Stored data:
------------------------------------------------

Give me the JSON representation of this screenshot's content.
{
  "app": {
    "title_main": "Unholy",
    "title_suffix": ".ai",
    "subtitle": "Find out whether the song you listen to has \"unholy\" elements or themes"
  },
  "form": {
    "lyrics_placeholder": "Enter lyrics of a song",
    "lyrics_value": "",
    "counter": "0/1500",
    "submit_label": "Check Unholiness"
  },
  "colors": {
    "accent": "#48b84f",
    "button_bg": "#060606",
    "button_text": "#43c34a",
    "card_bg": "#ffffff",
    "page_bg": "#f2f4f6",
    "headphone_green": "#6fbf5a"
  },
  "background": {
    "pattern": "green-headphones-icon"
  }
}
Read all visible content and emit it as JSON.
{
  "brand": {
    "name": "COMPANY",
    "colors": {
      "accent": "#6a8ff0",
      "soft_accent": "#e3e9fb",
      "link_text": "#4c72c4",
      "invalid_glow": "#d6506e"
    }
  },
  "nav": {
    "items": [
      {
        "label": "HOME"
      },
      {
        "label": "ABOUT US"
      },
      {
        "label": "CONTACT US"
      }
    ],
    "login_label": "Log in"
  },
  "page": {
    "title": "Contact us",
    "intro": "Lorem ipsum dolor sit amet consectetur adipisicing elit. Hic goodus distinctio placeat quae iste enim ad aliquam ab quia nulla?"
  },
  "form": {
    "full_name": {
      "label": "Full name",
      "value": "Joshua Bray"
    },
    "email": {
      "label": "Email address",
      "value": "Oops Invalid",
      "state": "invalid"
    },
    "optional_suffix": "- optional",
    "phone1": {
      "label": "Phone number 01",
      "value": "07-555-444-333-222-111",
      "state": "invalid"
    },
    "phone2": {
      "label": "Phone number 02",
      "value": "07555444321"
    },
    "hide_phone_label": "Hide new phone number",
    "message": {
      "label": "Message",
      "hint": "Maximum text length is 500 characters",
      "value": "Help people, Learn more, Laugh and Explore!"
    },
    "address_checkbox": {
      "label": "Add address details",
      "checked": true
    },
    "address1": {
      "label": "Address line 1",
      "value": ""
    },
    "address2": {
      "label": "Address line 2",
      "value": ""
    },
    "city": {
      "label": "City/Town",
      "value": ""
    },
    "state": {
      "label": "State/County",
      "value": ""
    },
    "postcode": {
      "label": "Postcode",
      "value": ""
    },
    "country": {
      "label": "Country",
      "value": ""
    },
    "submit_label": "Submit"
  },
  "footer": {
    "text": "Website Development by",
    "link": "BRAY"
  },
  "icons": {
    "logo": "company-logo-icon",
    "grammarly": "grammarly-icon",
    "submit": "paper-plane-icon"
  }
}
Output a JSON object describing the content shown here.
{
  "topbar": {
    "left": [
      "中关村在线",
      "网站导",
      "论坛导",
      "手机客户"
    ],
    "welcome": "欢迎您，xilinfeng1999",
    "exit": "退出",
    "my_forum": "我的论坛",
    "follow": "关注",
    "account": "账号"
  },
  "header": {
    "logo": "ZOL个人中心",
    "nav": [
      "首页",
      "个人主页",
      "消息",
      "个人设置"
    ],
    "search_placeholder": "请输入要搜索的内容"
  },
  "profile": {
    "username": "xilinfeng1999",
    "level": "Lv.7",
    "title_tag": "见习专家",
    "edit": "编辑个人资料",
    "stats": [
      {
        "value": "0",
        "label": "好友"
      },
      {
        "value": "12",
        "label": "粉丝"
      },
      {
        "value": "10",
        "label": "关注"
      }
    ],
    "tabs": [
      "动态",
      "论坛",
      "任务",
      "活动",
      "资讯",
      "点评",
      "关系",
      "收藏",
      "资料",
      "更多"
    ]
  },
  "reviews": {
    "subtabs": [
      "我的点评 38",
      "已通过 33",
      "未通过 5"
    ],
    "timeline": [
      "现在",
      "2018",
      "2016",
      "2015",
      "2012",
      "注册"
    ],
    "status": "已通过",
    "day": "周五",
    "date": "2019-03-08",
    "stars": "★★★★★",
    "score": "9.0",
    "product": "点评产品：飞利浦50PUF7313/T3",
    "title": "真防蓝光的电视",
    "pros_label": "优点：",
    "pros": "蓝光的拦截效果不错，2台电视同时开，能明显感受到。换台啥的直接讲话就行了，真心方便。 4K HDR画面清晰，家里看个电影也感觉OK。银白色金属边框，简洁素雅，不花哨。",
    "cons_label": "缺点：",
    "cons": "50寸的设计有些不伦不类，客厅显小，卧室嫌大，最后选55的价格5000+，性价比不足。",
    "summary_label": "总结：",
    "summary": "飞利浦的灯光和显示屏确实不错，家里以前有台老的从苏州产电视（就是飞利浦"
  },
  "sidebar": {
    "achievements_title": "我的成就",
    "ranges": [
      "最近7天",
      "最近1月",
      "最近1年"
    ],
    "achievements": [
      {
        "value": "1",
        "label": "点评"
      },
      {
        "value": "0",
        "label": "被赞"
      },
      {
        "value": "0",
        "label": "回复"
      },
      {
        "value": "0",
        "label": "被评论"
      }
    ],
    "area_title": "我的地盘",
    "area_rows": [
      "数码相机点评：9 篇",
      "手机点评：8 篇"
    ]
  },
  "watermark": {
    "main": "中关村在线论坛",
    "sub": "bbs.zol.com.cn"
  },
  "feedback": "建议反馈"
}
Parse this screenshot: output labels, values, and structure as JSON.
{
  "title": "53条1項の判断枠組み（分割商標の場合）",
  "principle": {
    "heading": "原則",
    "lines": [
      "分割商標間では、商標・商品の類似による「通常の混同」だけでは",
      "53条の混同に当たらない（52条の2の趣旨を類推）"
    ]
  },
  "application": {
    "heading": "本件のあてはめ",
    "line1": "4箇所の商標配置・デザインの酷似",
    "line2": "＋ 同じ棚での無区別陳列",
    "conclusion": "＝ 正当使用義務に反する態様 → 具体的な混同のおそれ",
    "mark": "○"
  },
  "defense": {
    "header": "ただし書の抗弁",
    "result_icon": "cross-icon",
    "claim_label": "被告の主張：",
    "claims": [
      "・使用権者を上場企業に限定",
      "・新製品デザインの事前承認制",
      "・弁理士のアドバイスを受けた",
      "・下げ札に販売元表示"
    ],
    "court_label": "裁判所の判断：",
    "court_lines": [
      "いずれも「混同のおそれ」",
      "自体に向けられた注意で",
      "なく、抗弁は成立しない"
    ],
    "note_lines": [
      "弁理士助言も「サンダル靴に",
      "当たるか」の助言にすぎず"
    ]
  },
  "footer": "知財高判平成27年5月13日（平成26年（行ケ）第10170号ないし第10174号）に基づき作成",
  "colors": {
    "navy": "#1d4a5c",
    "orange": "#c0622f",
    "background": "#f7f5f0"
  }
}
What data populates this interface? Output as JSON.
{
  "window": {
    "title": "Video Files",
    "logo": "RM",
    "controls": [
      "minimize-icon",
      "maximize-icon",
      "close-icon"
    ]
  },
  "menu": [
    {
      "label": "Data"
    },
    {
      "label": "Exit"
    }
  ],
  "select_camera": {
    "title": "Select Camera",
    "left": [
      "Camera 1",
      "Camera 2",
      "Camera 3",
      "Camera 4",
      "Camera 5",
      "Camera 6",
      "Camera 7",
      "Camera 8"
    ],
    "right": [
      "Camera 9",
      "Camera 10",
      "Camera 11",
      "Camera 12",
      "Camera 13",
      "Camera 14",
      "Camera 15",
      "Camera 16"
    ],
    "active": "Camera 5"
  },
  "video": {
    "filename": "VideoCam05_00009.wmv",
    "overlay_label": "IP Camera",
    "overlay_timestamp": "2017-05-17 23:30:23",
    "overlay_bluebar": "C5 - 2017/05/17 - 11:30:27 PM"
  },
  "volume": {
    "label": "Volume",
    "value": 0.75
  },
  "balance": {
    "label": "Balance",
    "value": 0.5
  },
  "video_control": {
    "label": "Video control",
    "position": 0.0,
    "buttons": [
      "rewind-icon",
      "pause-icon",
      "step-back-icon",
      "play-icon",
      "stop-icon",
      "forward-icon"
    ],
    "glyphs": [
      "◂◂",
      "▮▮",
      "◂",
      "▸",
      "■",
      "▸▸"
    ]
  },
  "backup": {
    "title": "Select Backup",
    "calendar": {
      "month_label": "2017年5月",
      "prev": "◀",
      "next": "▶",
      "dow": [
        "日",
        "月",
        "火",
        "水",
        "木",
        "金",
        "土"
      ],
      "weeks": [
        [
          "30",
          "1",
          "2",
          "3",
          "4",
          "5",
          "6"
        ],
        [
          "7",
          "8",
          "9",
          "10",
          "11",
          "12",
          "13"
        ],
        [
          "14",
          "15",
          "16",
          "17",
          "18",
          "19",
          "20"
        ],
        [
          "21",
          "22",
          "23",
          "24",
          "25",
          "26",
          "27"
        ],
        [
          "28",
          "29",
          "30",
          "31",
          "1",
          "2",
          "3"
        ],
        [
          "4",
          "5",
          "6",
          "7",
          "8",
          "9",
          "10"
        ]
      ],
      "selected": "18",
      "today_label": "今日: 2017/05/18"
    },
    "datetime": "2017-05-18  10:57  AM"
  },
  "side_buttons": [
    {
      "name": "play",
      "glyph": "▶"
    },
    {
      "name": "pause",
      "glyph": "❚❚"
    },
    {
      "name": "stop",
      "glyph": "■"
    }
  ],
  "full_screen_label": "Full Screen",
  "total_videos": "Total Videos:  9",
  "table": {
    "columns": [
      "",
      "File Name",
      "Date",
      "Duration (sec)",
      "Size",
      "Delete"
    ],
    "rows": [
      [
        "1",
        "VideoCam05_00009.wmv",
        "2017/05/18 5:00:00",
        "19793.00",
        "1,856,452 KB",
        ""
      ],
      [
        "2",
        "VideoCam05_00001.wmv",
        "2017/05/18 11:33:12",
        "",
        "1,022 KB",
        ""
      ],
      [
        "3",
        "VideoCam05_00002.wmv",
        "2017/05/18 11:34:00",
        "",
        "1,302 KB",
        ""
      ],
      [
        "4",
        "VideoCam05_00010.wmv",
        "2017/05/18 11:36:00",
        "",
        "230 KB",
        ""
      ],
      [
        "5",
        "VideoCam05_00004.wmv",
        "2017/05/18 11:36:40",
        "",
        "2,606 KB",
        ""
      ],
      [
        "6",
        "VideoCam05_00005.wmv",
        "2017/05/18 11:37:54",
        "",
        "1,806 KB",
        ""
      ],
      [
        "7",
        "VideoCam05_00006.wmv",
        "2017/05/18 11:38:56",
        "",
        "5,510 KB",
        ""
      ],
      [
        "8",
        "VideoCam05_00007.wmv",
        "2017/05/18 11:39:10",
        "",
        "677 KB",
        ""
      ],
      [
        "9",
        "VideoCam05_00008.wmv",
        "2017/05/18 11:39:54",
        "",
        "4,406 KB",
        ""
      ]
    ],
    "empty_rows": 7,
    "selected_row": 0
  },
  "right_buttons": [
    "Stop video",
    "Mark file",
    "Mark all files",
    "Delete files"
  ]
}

------------------------------------------------

### What is expected
Determine the number of lines where the string "footer" occurs, and give that number only.

### Answer to this exercise
2